__Requirements__. Work out the number of lines containing "purpose". Answer with nothing but that number.
»»
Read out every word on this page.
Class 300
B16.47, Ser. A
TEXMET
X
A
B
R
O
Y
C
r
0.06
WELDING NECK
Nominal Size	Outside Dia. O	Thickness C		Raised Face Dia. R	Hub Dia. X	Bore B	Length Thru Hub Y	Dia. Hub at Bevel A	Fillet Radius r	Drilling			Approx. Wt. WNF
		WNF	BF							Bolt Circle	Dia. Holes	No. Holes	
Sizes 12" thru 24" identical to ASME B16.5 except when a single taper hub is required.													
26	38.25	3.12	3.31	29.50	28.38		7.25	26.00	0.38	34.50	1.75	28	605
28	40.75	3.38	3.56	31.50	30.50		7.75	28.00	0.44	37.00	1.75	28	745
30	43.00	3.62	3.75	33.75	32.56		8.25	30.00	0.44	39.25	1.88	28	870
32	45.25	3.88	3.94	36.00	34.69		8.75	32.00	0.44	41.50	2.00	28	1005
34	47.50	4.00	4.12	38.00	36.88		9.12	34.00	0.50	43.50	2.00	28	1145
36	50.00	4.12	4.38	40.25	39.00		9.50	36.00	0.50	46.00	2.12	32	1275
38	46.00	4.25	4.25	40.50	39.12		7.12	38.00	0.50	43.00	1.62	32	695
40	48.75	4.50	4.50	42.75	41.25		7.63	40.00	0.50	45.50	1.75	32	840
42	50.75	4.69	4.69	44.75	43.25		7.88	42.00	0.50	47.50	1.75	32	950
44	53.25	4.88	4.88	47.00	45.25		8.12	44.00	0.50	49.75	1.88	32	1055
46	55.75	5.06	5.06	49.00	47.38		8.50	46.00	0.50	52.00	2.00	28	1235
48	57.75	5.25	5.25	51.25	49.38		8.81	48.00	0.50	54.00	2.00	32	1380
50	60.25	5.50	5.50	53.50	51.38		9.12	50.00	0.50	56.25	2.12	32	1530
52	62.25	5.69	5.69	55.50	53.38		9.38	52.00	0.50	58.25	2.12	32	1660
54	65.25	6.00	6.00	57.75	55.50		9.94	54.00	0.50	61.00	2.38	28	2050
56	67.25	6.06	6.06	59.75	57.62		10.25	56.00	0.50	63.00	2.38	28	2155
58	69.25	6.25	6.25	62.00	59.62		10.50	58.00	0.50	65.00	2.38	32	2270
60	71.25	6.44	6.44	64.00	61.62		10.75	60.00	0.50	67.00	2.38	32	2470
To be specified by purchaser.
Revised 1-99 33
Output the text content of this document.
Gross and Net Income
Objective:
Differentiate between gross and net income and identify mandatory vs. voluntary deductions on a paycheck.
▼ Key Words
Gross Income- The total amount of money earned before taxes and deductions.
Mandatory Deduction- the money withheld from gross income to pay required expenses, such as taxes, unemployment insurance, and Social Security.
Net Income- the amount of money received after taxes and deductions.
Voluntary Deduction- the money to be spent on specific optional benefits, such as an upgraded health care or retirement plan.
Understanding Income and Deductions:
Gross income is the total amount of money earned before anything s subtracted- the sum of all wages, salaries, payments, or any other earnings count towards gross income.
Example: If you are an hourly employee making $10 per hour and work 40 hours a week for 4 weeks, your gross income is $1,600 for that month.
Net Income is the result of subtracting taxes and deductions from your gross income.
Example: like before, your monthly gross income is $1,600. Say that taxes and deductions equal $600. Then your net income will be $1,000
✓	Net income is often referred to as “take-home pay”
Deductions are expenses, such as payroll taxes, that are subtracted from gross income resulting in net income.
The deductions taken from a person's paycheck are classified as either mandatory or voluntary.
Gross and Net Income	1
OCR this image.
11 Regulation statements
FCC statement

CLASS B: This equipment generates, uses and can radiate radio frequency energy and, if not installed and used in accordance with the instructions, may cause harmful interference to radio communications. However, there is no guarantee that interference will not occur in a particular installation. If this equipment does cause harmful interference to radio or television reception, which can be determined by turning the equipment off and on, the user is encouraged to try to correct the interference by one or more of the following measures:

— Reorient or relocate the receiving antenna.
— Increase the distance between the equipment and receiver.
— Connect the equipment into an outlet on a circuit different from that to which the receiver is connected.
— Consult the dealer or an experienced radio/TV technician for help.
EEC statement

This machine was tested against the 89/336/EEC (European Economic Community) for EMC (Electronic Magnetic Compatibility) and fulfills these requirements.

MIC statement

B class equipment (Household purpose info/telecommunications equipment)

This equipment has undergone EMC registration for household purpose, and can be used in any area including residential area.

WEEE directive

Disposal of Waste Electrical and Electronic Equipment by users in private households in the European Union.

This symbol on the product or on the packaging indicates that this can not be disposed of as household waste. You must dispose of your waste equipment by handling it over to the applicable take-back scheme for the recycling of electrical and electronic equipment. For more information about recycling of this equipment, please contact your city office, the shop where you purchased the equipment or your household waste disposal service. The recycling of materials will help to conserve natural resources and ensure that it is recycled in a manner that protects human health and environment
««
__Solution to this task__. 2